Figure contents as structured data
--- START ---

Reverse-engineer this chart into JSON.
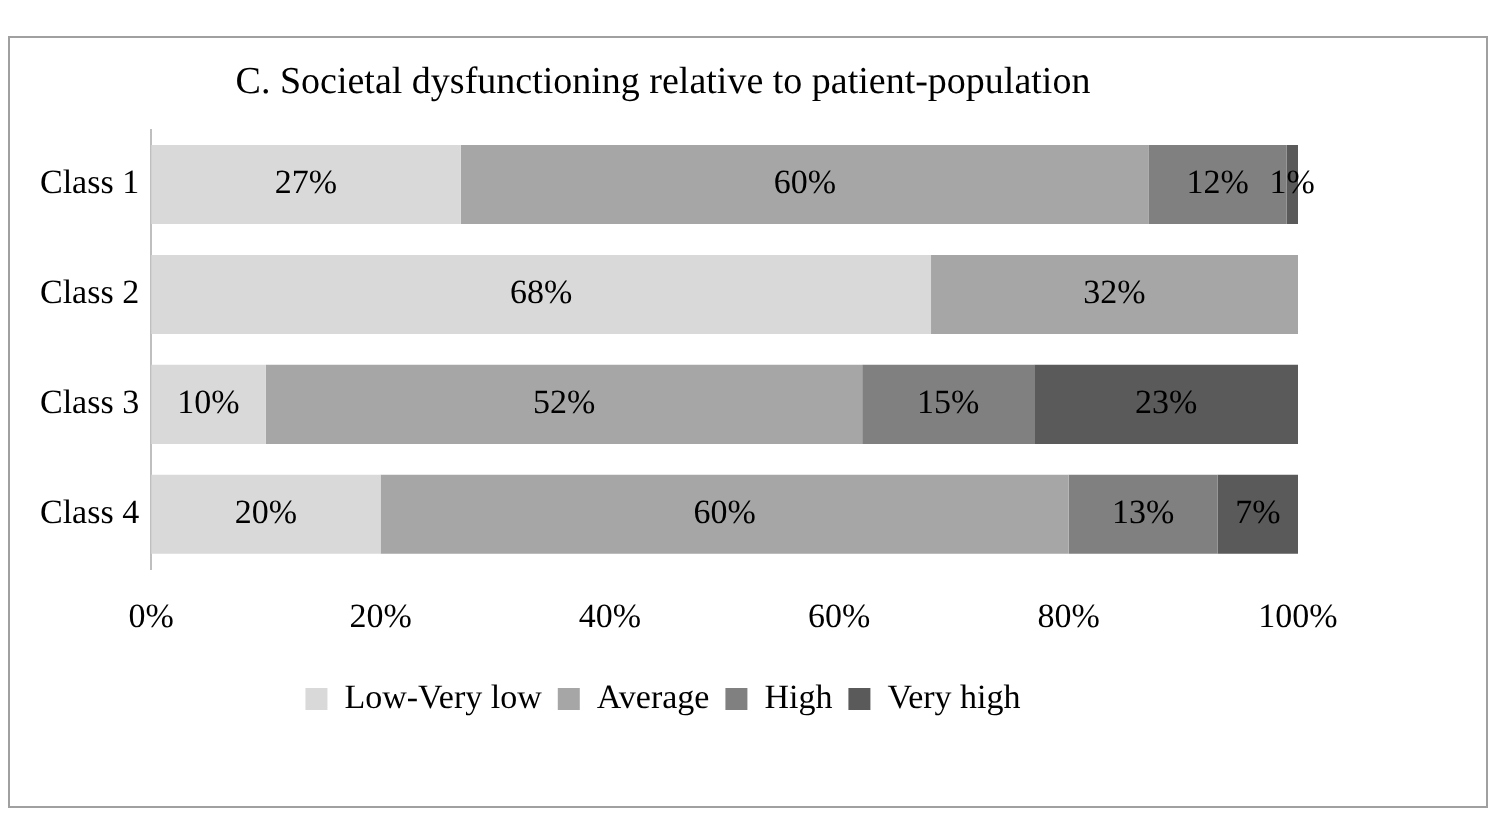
{
  "chart_data": {
    "type": "bar",
    "orientation": "horizontal",
    "stacked": true,
    "title": "C. Societal dysfunctioning relative to patient-population",
    "categories": [
      "Class 1",
      "Class 2",
      "Class 3",
      "Class 4"
    ],
    "series": [
      {
        "name": "Low-Very low",
        "color": "#d9d9d9",
        "values": [
          27,
          68,
          10,
          20
        ],
        "value_labels": [
          "27%",
          "68%",
          "10%",
          "20%"
        ]
      },
      {
        "name": "Average",
        "color": "#a6a6a6",
        "values": [
          60,
          32,
          52,
          60
        ],
        "value_labels": [
          "60%",
          "32%",
          "52%",
          "60%"
        ]
      },
      {
        "name": "High",
        "color": "#808080",
        "values": [
          12,
          null,
          15,
          13
        ],
        "value_labels": [
          "12%",
          null,
          "15%",
          "13%"
        ]
      },
      {
        "name": "Very high",
        "color": "#5a5a5a",
        "values": [
          1,
          null,
          23,
          7
        ],
        "value_labels": [
          "1%",
          null,
          "23%",
          "7%"
        ]
      }
    ],
    "xlim": [
      0,
      100
    ],
    "xticks": [
      {
        "value": 0,
        "label": "0%"
      },
      {
        "value": 20,
        "label": "20%"
      },
      {
        "value": 40,
        "label": "40%"
      },
      {
        "value": 60,
        "label": "60%"
      },
      {
        "value": 80,
        "label": "80%"
      },
      {
        "value": 100,
        "label": "100%"
      }
    ],
    "grid": false,
    "legend": "bottom"
  }
}
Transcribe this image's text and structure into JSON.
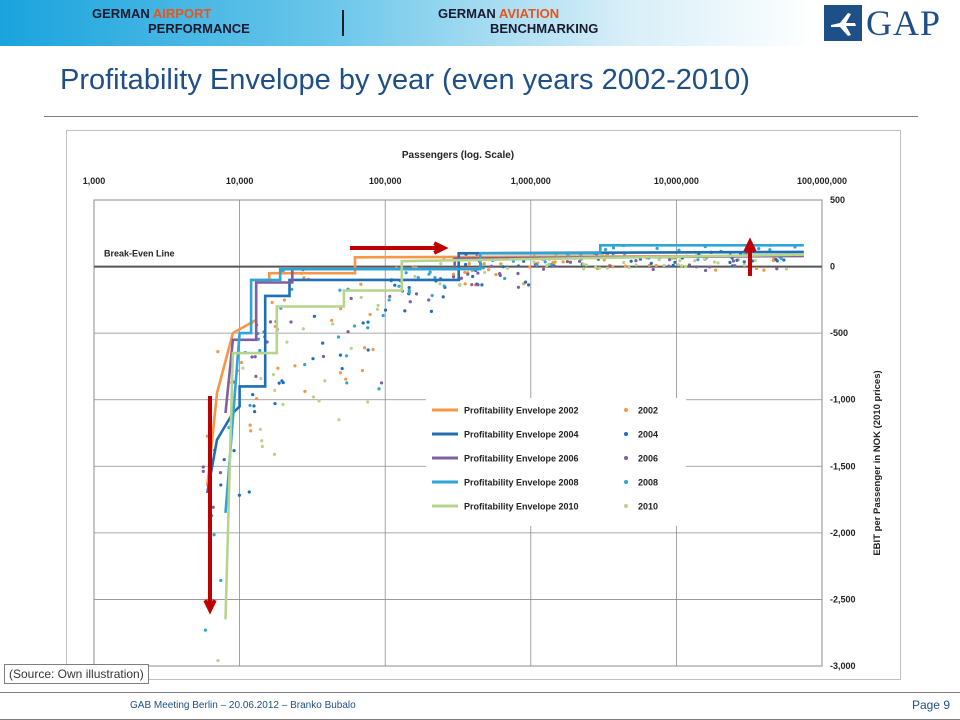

--- END ---

In the listing, find each line with the string "this" and copy it.

## In response
Reverse-engineer this chart into JSON.
Transcribe this image's text and structure into JSON.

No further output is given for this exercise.